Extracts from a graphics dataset
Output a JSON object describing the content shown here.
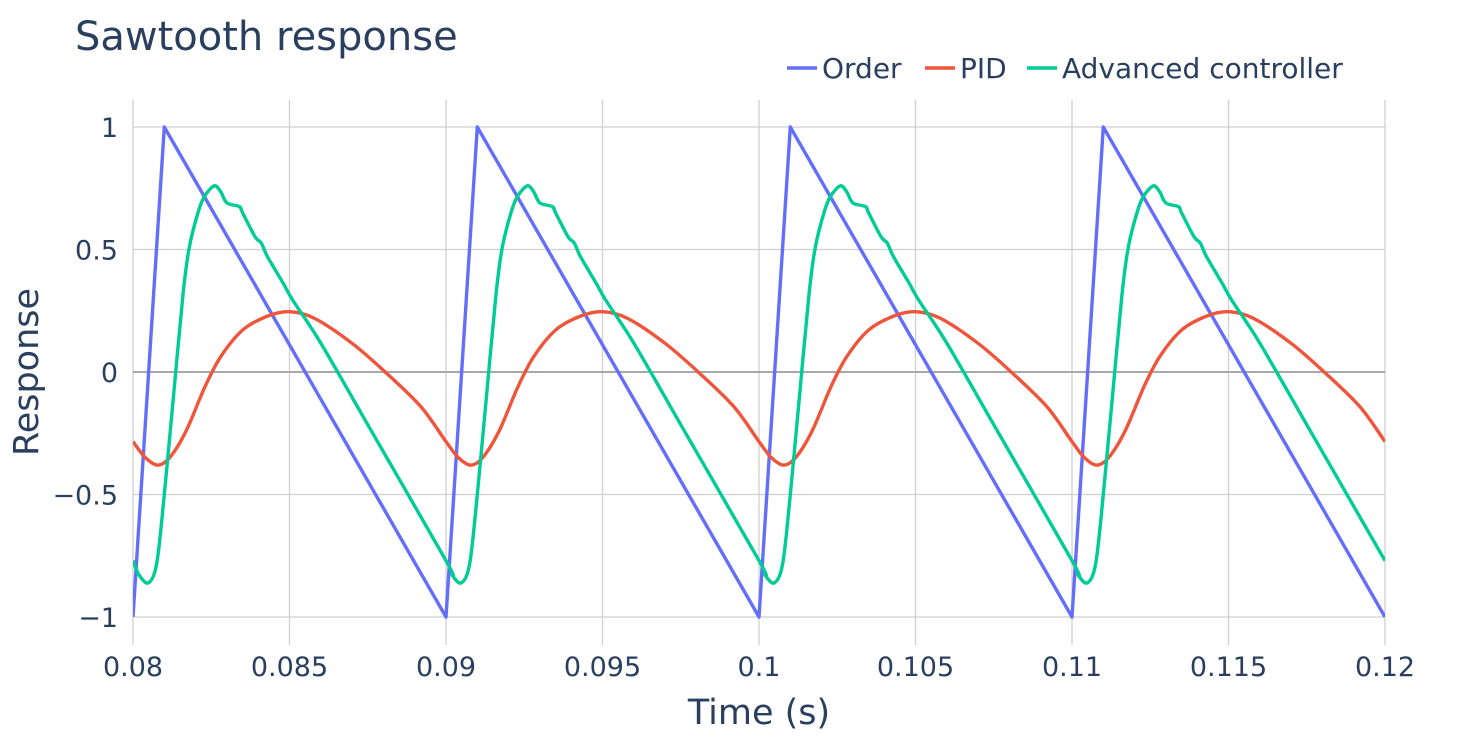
{
  "chart_data": {
    "type": "line",
    "title": "Sawtooth response",
    "xlabel": "Time (s)",
    "ylabel": "Response",
    "xlim": [
      0.08,
      0.12
    ],
    "ylim": [
      -1.05,
      1.05
    ],
    "grid": true,
    "legend_placement": "top-right",
    "x_ticks": [
      0.08,
      0.085,
      0.09,
      0.095,
      0.1,
      0.105,
      0.11,
      0.115,
      0.12
    ],
    "x_tick_labels": [
      "0.08",
      "0.085",
      "0.09",
      "0.095",
      "0.1",
      "0.105",
      "0.11",
      "0.115",
      "0.12"
    ],
    "y_ticks": [
      1,
      0.5,
      0,
      -0.5,
      -1
    ],
    "y_tick_labels": [
      "1",
      "0.5",
      "0",
      "−0.5",
      "−1"
    ],
    "series": [
      {
        "name": "Order",
        "color": "#636efa",
        "points": [
          [
            0.08,
            -1
          ],
          [
            0.081,
            1
          ],
          [
            0.09,
            -1
          ],
          [
            0.091,
            1
          ],
          [
            0.1,
            -1
          ],
          [
            0.101,
            1
          ],
          [
            0.11,
            -1
          ],
          [
            0.111,
            1
          ],
          [
            0.12,
            -1
          ]
        ]
      },
      {
        "name": "PID",
        "color": "#ef553b",
        "points": [
          [
            0.08,
            -0.284
          ],
          [
            0.0804,
            -0.35
          ],
          [
            0.0808,
            -0.38
          ],
          [
            0.0812,
            -0.345
          ],
          [
            0.0817,
            -0.24
          ],
          [
            0.0823,
            -0.06
          ],
          [
            0.0828,
            0.062
          ],
          [
            0.0835,
            0.171
          ],
          [
            0.0843,
            0.228
          ],
          [
            0.085,
            0.246
          ],
          [
            0.0858,
            0.219
          ],
          [
            0.087,
            0.117
          ],
          [
            0.0881,
            -0.005
          ],
          [
            0.0892,
            -0.142
          ],
          [
            0.09,
            -0.284
          ],
          [
            0.0904,
            -0.35
          ],
          [
            0.0908,
            -0.38
          ],
          [
            0.0912,
            -0.345
          ],
          [
            0.0917,
            -0.24
          ],
          [
            0.0923,
            -0.06
          ],
          [
            0.0928,
            0.062
          ],
          [
            0.0935,
            0.171
          ],
          [
            0.0943,
            0.228
          ],
          [
            0.095,
            0.246
          ],
          [
            0.0958,
            0.219
          ],
          [
            0.097,
            0.117
          ],
          [
            0.0981,
            -0.005
          ],
          [
            0.0992,
            -0.142
          ],
          [
            0.1,
            -0.284
          ],
          [
            0.1004,
            -0.35
          ],
          [
            0.1008,
            -0.38
          ],
          [
            0.1012,
            -0.345
          ],
          [
            0.1017,
            -0.24
          ],
          [
            0.1023,
            -0.06
          ],
          [
            0.1028,
            0.062
          ],
          [
            0.1035,
            0.171
          ],
          [
            0.1043,
            0.228
          ],
          [
            0.105,
            0.246
          ],
          [
            0.1058,
            0.219
          ],
          [
            0.107,
            0.117
          ],
          [
            0.1081,
            -0.005
          ],
          [
            0.1092,
            -0.142
          ],
          [
            0.11,
            -0.284
          ],
          [
            0.1104,
            -0.35
          ],
          [
            0.1108,
            -0.38
          ],
          [
            0.1112,
            -0.345
          ],
          [
            0.1117,
            -0.24
          ],
          [
            0.1123,
            -0.06
          ],
          [
            0.1128,
            0.062
          ],
          [
            0.1135,
            0.171
          ],
          [
            0.1143,
            0.228
          ],
          [
            0.115,
            0.246
          ],
          [
            0.1158,
            0.219
          ],
          [
            0.117,
            0.117
          ],
          [
            0.1181,
            -0.005
          ],
          [
            0.1192,
            -0.142
          ],
          [
            0.12,
            -0.284
          ]
        ]
      },
      {
        "name": "Advanced controller",
        "color": "#00cc96",
        "points": [
          [
            0.08,
            -0.77
          ],
          [
            0.0802,
            -0.83
          ],
          [
            0.0805,
            -0.86
          ],
          [
            0.08076,
            -0.78
          ],
          [
            0.081,
            -0.5
          ],
          [
            0.0813,
            -0.09
          ],
          [
            0.0816,
            0.32
          ],
          [
            0.0818,
            0.51
          ],
          [
            0.0821,
            0.66
          ],
          [
            0.0823,
            0.72
          ],
          [
            0.0826,
            0.76
          ],
          [
            0.0828,
            0.736
          ],
          [
            0.083,
            0.69
          ],
          [
            0.0834,
            0.675
          ],
          [
            0.0835,
            0.65
          ],
          [
            0.0839,
            0.552
          ],
          [
            0.0841,
            0.526
          ],
          [
            0.0843,
            0.47
          ],
          [
            0.0848,
            0.362
          ],
          [
            0.0851,
            0.294
          ],
          [
            0.086,
            0.118
          ],
          [
            0.0875,
            -0.215
          ],
          [
            0.09,
            -0.77
          ],
          [
            0.0902,
            -0.83
          ],
          [
            0.0905,
            -0.86
          ],
          [
            0.09076,
            -0.78
          ],
          [
            0.091,
            -0.5
          ],
          [
            0.0913,
            -0.09
          ],
          [
            0.0916,
            0.32
          ],
          [
            0.0918,
            0.51
          ],
          [
            0.0921,
            0.66
          ],
          [
            0.0923,
            0.72
          ],
          [
            0.0926,
            0.76
          ],
          [
            0.0928,
            0.736
          ],
          [
            0.093,
            0.69
          ],
          [
            0.0934,
            0.675
          ],
          [
            0.0935,
            0.65
          ],
          [
            0.0939,
            0.552
          ],
          [
            0.0941,
            0.526
          ],
          [
            0.0943,
            0.47
          ],
          [
            0.0948,
            0.362
          ],
          [
            0.0951,
            0.294
          ],
          [
            0.096,
            0.118
          ],
          [
            0.0975,
            -0.215
          ],
          [
            0.1,
            -0.77
          ],
          [
            0.1002,
            -0.83
          ],
          [
            0.1005,
            -0.86
          ],
          [
            0.10076,
            -0.78
          ],
          [
            0.101,
            -0.5
          ],
          [
            0.1013,
            -0.09
          ],
          [
            0.1016,
            0.32
          ],
          [
            0.1018,
            0.51
          ],
          [
            0.1021,
            0.66
          ],
          [
            0.1023,
            0.72
          ],
          [
            0.1026,
            0.76
          ],
          [
            0.1028,
            0.736
          ],
          [
            0.103,
            0.69
          ],
          [
            0.1034,
            0.675
          ],
          [
            0.1035,
            0.65
          ],
          [
            0.1039,
            0.552
          ],
          [
            0.1041,
            0.526
          ],
          [
            0.1043,
            0.47
          ],
          [
            0.1048,
            0.362
          ],
          [
            0.1051,
            0.294
          ],
          [
            0.106,
            0.118
          ],
          [
            0.1075,
            -0.215
          ],
          [
            0.11,
            -0.77
          ],
          [
            0.1102,
            -0.83
          ],
          [
            0.1105,
            -0.86
          ],
          [
            0.11076,
            -0.78
          ],
          [
            0.111,
            -0.5
          ],
          [
            0.1113,
            -0.09
          ],
          [
            0.1116,
            0.32
          ],
          [
            0.1118,
            0.51
          ],
          [
            0.1121,
            0.66
          ],
          [
            0.1123,
            0.72
          ],
          [
            0.1126,
            0.76
          ],
          [
            0.1128,
            0.736
          ],
          [
            0.113,
            0.69
          ],
          [
            0.1134,
            0.675
          ],
          [
            0.1135,
            0.65
          ],
          [
            0.1139,
            0.552
          ],
          [
            0.1141,
            0.526
          ],
          [
            0.1143,
            0.47
          ],
          [
            0.1148,
            0.362
          ],
          [
            0.1151,
            0.294
          ],
          [
            0.116,
            0.118
          ],
          [
            0.1175,
            -0.215
          ],
          [
            0.12,
            -0.77
          ]
        ]
      }
    ]
  }
}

* **TASK TO CARRY OUT**
Reproduce the whole listing above word for word, but not its pictures.

* **FINAL RESULT**
Output a JSON object describing the content shown here.
{
  "chart_data": {
    "type": "line",
    "title": "Sawtooth response",
    "xlabel": "Time (s)",
    "ylabel": "Response",
    "xlim": [
      0.08,
      0.12
    ],
    "ylim": [
      -1.05,
      1.05
    ],
    "grid": true,
    "legend_placement": "top-right",
    "x_ticks": [
      0.08,
      0.085,
      0.09,
      0.095,
      0.1,
      0.105,
      0.11,
      0.115,
      0.12
    ],
    "x_tick_labels": [
      "0.08",
      "0.085",
      "0.09",
      "0.095",
      "0.1",
      "0.105",
      "0.11",
      "0.115",
      "0.12"
    ],
    "y_ticks": [
      1,
      0.5,
      0,
      -0.5,
      -1
    ],
    "y_tick_labels": [
      "1",
      "0.5",
      "0",
      "−0.5",
      "−1"
    ],
    "series": [
      {
        "name": "Order",
        "color": "#636efa",
        "points": [
          [
            0.08,
            -1
          ],
          [
            0.081,
            1
          ],
          [
            0.09,
            -1
          ],
          [
            0.091,
            1
          ],
          [
            0.1,
            -1
          ],
          [
            0.101,
            1
          ],
          [
            0.11,
            -1
          ],
          [
            0.111,
            1
          ],
          [
            0.12,
            -1
          ]
        ]
      },
      {
        "name": "PID",
        "color": "#ef553b",
        "points": [
          [
            0.08,
            -0.284
          ],
          [
            0.0804,
            -0.35
          ],
          [
            0.0808,
            -0.38
          ],
          [
            0.0812,
            -0.345
          ],
          [
            0.0817,
            -0.24
          ],
          [
            0.0823,
            -0.06
          ],
          [
            0.0828,
            0.062
          ],
          [
            0.0835,
            0.171
          ],
          [
            0.0843,
            0.228
          ],
          [
            0.085,
            0.246
          ],
          [
            0.0858,
            0.219
          ],
          [
            0.087,
            0.117
          ],
          [
            0.0881,
            -0.005
          ],
          [
            0.0892,
            -0.142
          ],
          [
            0.09,
            -0.284
          ],
          [
            0.0904,
            -0.35
          ],
          [
            0.0908,
            -0.38
          ],
          [
            0.0912,
            -0.345
          ],
          [
            0.0917,
            -0.24
          ],
          [
            0.0923,
            -0.06
          ],
          [
            0.0928,
            0.062
          ],
          [
            0.0935,
            0.171
          ],
          [
            0.0943,
            0.228
          ],
          [
            0.095,
            0.246
          ],
          [
            0.0958,
            0.219
          ],
          [
            0.097,
            0.117
          ],
          [
            0.0981,
            -0.005
          ],
          [
            0.0992,
            -0.142
          ],
          [
            0.1,
            -0.284
          ],
          [
            0.1004,
            -0.35
          ],
          [
            0.1008,
            -0.38
          ],
          [
            0.1012,
            -0.345
          ],
          [
            0.1017,
            -0.24
          ],
          [
            0.1023,
            -0.06
          ],
          [
            0.1028,
            0.062
          ],
          [
            0.1035,
            0.171
          ],
          [
            0.1043,
            0.228
          ],
          [
            0.105,
            0.246
          ],
          [
            0.1058,
            0.219
          ],
          [
            0.107,
            0.117
          ],
          [
            0.1081,
            -0.005
          ],
          [
            0.1092,
            -0.142
          ],
          [
            0.11,
            -0.284
          ],
          [
            0.1104,
            -0.35
          ],
          [
            0.1108,
            -0.38
          ],
          [
            0.1112,
            -0.345
          ],
          [
            0.1117,
            -0.24
          ],
          [
            0.1123,
            -0.06
          ],
          [
            0.1128,
            0.062
          ],
          [
            0.1135,
            0.171
          ],
          [
            0.1143,
            0.228
          ],
          [
            0.115,
            0.246
          ],
          [
            0.1158,
            0.219
          ],
          [
            0.117,
            0.117
          ],
          [
            0.1181,
            -0.005
          ],
          [
            0.1192,
            -0.142
          ],
          [
            0.12,
            -0.284
          ]
        ]
      },
      {
        "name": "Advanced controller",
        "color": "#00cc96",
        "points": [
          [
            0.08,
            -0.77
          ],
          [
            0.0802,
            -0.83
          ],
          [
            0.0805,
            -0.86
          ],
          [
            0.08076,
            -0.78
          ],
          [
            0.081,
            -0.5
          ],
          [
            0.0813,
            -0.09
          ],
          [
            0.0816,
            0.32
          ],
          [
            0.0818,
            0.51
          ],
          [
            0.0821,
            0.66
          ],
          [
            0.0823,
            0.72
          ],
          [
            0.0826,
            0.76
          ],
          [
            0.0828,
            0.736
          ],
          [
            0.083,
            0.69
          ],
          [
            0.0834,
            0.675
          ],
          [
            0.0835,
            0.65
          ],
          [
            0.0839,
            0.552
          ],
          [
            0.0841,
            0.526
          ],
          [
            0.0843,
            0.47
          ],
          [
            0.0848,
            0.362
          ],
          [
            0.0851,
            0.294
          ],
          [
            0.086,
            0.118
          ],
          [
            0.0875,
            -0.215
          ],
          [
            0.09,
            -0.77
          ],
          [
            0.0902,
            -0.83
          ],
          [
            0.0905,
            -0.86
          ],
          [
            0.09076,
            -0.78
          ],
          [
            0.091,
            -0.5
          ],
          [
            0.0913,
            -0.09
          ],
          [
            0.0916,
            0.32
          ],
          [
            0.0918,
            0.51
          ],
          [
            0.0921,
            0.66
          ],
          [
            0.0923,
            0.72
          ],
          [
            0.0926,
            0.76
          ],
          [
            0.0928,
            0.736
          ],
          [
            0.093,
            0.69
          ],
          [
            0.0934,
            0.675
          ],
          [
            0.0935,
            0.65
          ],
          [
            0.0939,
            0.552
          ],
          [
            0.0941,
            0.526
          ],
          [
            0.0943,
            0.47
          ],
          [
            0.0948,
            0.362
          ],
          [
            0.0951,
            0.294
          ],
          [
            0.096,
            0.118
          ],
          [
            0.0975,
            -0.215
          ],
          [
            0.1,
            -0.77
          ],
          [
            0.1002,
            -0.83
          ],
          [
            0.1005,
            -0.86
          ],
          [
            0.10076,
            -0.78
          ],
          [
            0.101,
            -0.5
          ],
          [
            0.1013,
            -0.09
          ],
          [
            0.1016,
            0.32
          ],
          [
            0.1018,
            0.51
          ],
          [
            0.1021,
            0.66
          ],
          [
            0.1023,
            0.72
          ],
          [
            0.1026,
            0.76
          ],
          [
            0.1028,
            0.736
          ],
          [
            0.103,
            0.69
          ],
          [
            0.1034,
            0.675
          ],
          [
            0.1035,
            0.65
          ],
          [
            0.1039,
            0.552
          ],
          [
            0.1041,
            0.526
          ],
          [
            0.1043,
            0.47
          ],
          [
            0.1048,
            0.362
          ],
          [
            0.1051,
            0.294
          ],
          [
            0.106,
            0.118
          ],
          [
            0.1075,
            -0.215
          ],
          [
            0.11,
            -0.77
          ],
          [
            0.1102,
            -0.83
          ],
          [
            0.1105,
            -0.86
          ],
          [
            0.11076,
            -0.78
          ],
          [
            0.111,
            -0.5
          ],
          [
            0.1113,
            -0.09
          ],
          [
            0.1116,
            0.32
          ],
          [
            0.1118,
            0.51
          ],
          [
            0.1121,
            0.66
          ],
          [
            0.1123,
            0.72
          ],
          [
            0.1126,
            0.76
          ],
          [
            0.1128,
            0.736
          ],
          [
            0.113,
            0.69
          ],
          [
            0.1134,
            0.675
          ],
          [
            0.1135,
            0.65
          ],
          [
            0.1139,
            0.552
          ],
          [
            0.1141,
            0.526
          ],
          [
            0.1143,
            0.47
          ],
          [
            0.1148,
            0.362
          ],
          [
            0.1151,
            0.294
          ],
          [
            0.116,
            0.118
          ],
          [
            0.1175,
            -0.215
          ],
          [
            0.12,
            -0.77
          ]
        ]
      }
    ]
  }
}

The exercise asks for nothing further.